● EXERCISE OBJECTIVE:
Reproduce the listing below word for word, with no pictures.

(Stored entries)

****************************************

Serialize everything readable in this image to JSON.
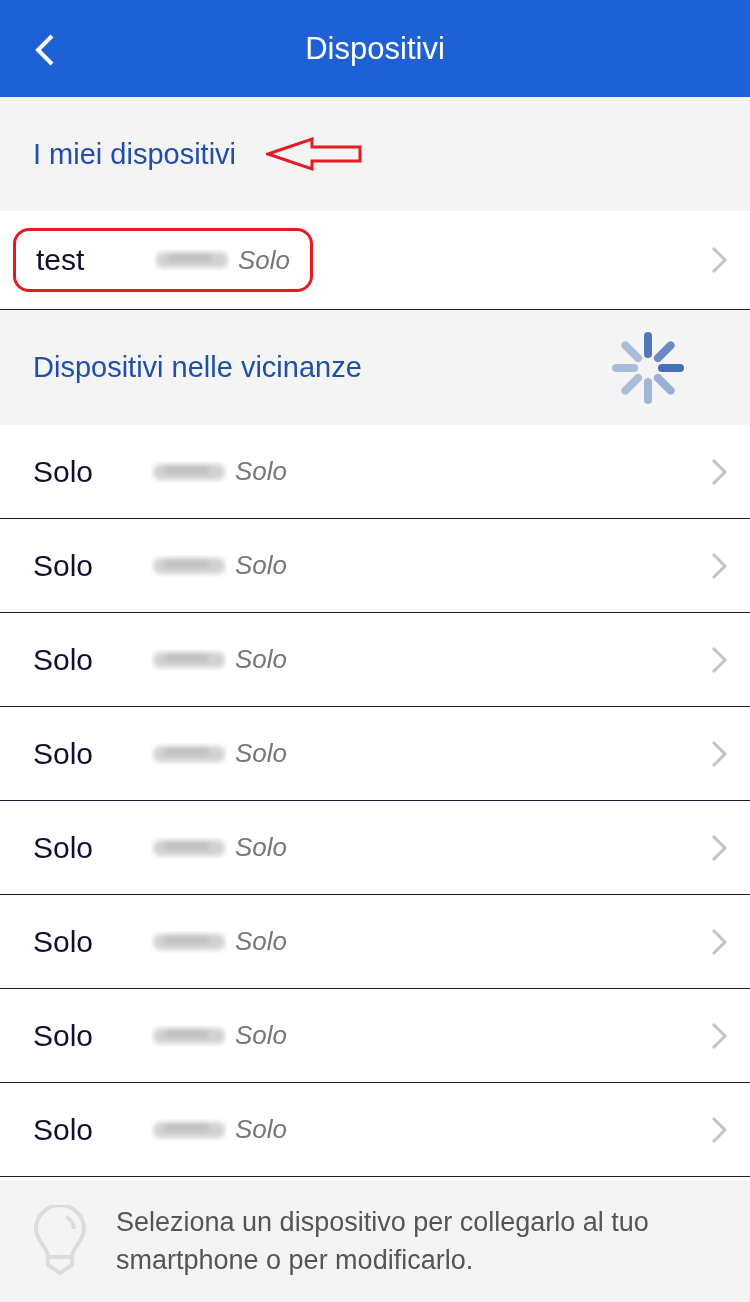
{
  "header": {
    "title": "Dispositivi"
  },
  "my_devices": {
    "title": "I miei dispositivi",
    "highlighted": true,
    "items": [
      {
        "name": "test",
        "type": "Solo"
      }
    ]
  },
  "nearby_devices": {
    "title": "Dispositivi nelle vicinanze",
    "loading": true,
    "items": [
      {
        "name": "Solo",
        "type": "Solo"
      },
      {
        "name": "Solo",
        "type": "Solo"
      },
      {
        "name": "Solo",
        "type": "Solo"
      },
      {
        "name": "Solo",
        "type": "Solo"
      },
      {
        "name": "Solo",
        "type": "Solo"
      },
      {
        "name": "Solo",
        "type": "Solo"
      },
      {
        "name": "Solo",
        "type": "Solo"
      },
      {
        "name": "Solo",
        "type": "Solo"
      }
    ]
  },
  "tip": {
    "text": "Seleziona un dispositivo per collegarlo al tuo smartphone o per modificarlo."
  }
}
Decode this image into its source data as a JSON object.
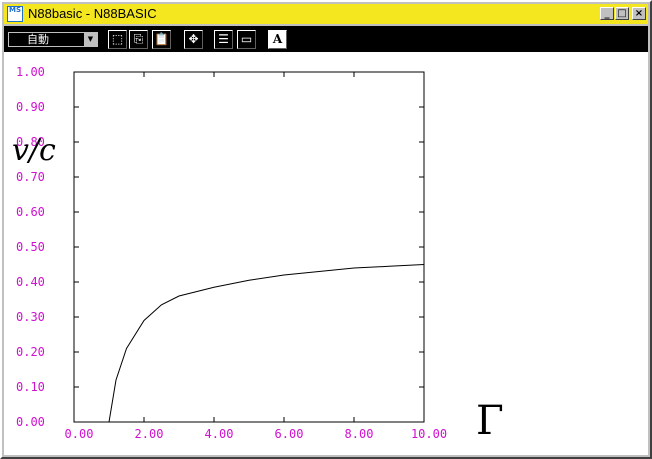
{
  "window": {
    "title": "N88basic - N88BASIC",
    "icon_text": "MS",
    "buttons": {
      "minimize": "_",
      "maximize": "□",
      "close": "×"
    }
  },
  "toolbar": {
    "mode_value": "自動",
    "tools": [
      {
        "name": "select-icon",
        "glyph": "⬚"
      },
      {
        "name": "copy-icon",
        "glyph": "⎘"
      },
      {
        "name": "paste-icon",
        "glyph": "📋"
      },
      {
        "name": "fit-icon",
        "glyph": "✥"
      },
      {
        "name": "properties-icon",
        "glyph": "☰"
      },
      {
        "name": "window-icon",
        "glyph": "▭"
      },
      {
        "name": "font-icon",
        "glyph": "A"
      }
    ]
  },
  "colors": {
    "tick_label": "#d010d0",
    "title_bar": "#f4e61f",
    "curve": "#000000"
  },
  "chart_data": {
    "type": "line",
    "ylabel": "v/c",
    "xlabel": "Γ",
    "xlim": [
      0,
      10
    ],
    "ylim": [
      0,
      1
    ],
    "x_ticks": [
      "0.00",
      "2.00",
      "4.00",
      "6.00",
      "8.00",
      "10.00"
    ],
    "y_ticks": [
      "0.00",
      "0.10",
      "0.20",
      "0.30",
      "0.40",
      "0.50",
      "0.60",
      "0.70",
      "0.80",
      "0.90",
      "1.00"
    ],
    "series": [
      {
        "x": [
          1.0,
          1.2,
          1.5,
          2.0,
          2.5,
          3.0,
          4.0,
          5.0,
          6.0,
          7.0,
          8.0,
          9.0,
          10.0
        ],
        "y": [
          0.0,
          0.12,
          0.21,
          0.29,
          0.335,
          0.36,
          0.385,
          0.405,
          0.42,
          0.43,
          0.44,
          0.445,
          0.45
        ]
      }
    ]
  }
}
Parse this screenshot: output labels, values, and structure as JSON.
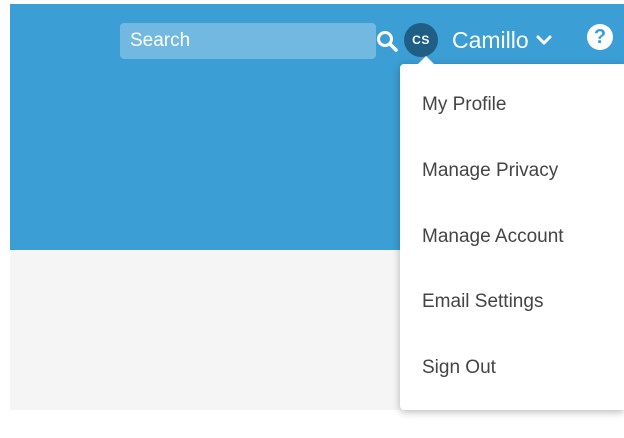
{
  "header": {
    "search": {
      "placeholder": "Search",
      "icon": "search-icon"
    },
    "user": {
      "initials": "CS",
      "name": "Camillo",
      "chevron_icon": "chevron-down-icon"
    },
    "help": {
      "icon": "help-icon",
      "glyph": "?"
    }
  },
  "dropdown": {
    "items": [
      {
        "label": "My Profile"
      },
      {
        "label": "Manage Privacy"
      },
      {
        "label": "Manage Account"
      },
      {
        "label": "Email Settings"
      },
      {
        "label": "Sign Out"
      }
    ]
  },
  "colors": {
    "header_bg": "#3b9ed5",
    "avatar_bg": "#1f5f86",
    "menu_text": "#444444",
    "content_bg": "#f5f5f5"
  }
}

****************************************

● COMPLETE OUTPUT:
Serialize everything readable in this image to JSON.
{
  "header": {
    "title": "Dispositivi"
  },
  "my_devices": {
    "title": "I miei dispositivi",
    "highlighted": true,
    "items": [
      {
        "name": "test",
        "type": "Solo"
      }
    ]
  },
  "nearby_devices": {
    "title": "Dispositivi nelle vicinanze",
    "loading": true,
    "items": [
      {
        "name": "Solo",
        "type": "Solo"
      },
      {
        "name": "Solo",
        "type": "Solo"
      },
      {
        "name": "Solo",
        "type": "Solo"
      },
      {
        "name": "Solo",
        "type": "Solo"
      },
      {
        "name": "Solo",
        "type": "Solo"
      },
      {
        "name": "Solo",
        "type": "Solo"
      },
      {
        "name": "Solo",
        "type": "Solo"
      },
      {
        "name": "Solo",
        "type": "Solo"
      }
    ]
  },
  "tip": {
    "text": "Seleziona un dispositivo per collegarlo al tuo smartphone o per modificarlo."
  }
}
Decode this image into its source data as a JSON object.
{
  "window": {
    "title": "N88basic - N88BASIC",
    "icon_text": "MS",
    "buttons": {
      "minimize": "_",
      "maximize": "□",
      "close": "×"
    }
  },
  "toolbar": {
    "mode_value": "自動",
    "tools": [
      {
        "name": "select-icon",
        "glyph": "⬚"
      },
      {
        "name": "copy-icon",
        "glyph": "⎘"
      },
      {
        "name": "paste-icon",
        "glyph": "📋"
      },
      {
        "name": "fit-icon",
        "glyph": "✥"
      },
      {
        "name": "properties-icon",
        "glyph": "☰"
      },
      {
        "name": "window-icon",
        "glyph": "▭"
      },
      {
        "name": "font-icon",
        "glyph": "A"
      }
    ]
  },
  "colors": {
    "tick_label": "#d010d0",
    "title_bar": "#f4e61f",
    "curve": "#000000"
  },
  "chart_data": {
    "type": "line",
    "ylabel": "v/c",
    "xlabel": "Γ",
    "xlim": [
      0,
      10
    ],
    "ylim": [
      0,
      1
    ],
    "x_ticks": [
      "0.00",
      "2.00",
      "4.00",
      "6.00",
      "8.00",
      "10.00"
    ],
    "y_ticks": [
      "0.00",
      "0.10",
      "0.20",
      "0.30",
      "0.40",
      "0.50",
      "0.60",
      "0.70",
      "0.80",
      "0.90",
      "1.00"
    ],
    "series": [
      {
        "x": [
          1.0,
          1.2,
          1.5,
          2.0,
          2.5,
          3.0,
          4.0,
          5.0,
          6.0,
          7.0,
          8.0,
          9.0,
          10.0
        ],
        "y": [
          0.0,
          0.12,
          0.21,
          0.29,
          0.335,
          0.36,
          0.385,
          0.405,
          0.42,
          0.43,
          0.44,
          0.445,
          0.45
        ]
      }
    ]
  }
}
Parse this screenshot: output labels, values, and structure as JSON.
{
  "header": {
    "search": {
      "placeholder": "Search",
      "icon": "search-icon"
    },
    "user": {
      "initials": "CS",
      "name": "Camillo",
      "chevron_icon": "chevron-down-icon"
    },
    "help": {
      "icon": "help-icon",
      "glyph": "?"
    }
  },
  "dropdown": {
    "items": [
      {
        "label": "My Profile"
      },
      {
        "label": "Manage Privacy"
      },
      {
        "label": "Manage Account"
      },
      {
        "label": "Email Settings"
      },
      {
        "label": "Sign Out"
      }
    ]
  },
  "colors": {
    "header_bg": "#3b9ed5",
    "avatar_bg": "#1f5f86",
    "menu_text": "#444444",
    "content_bg": "#f5f5f5"
  }
}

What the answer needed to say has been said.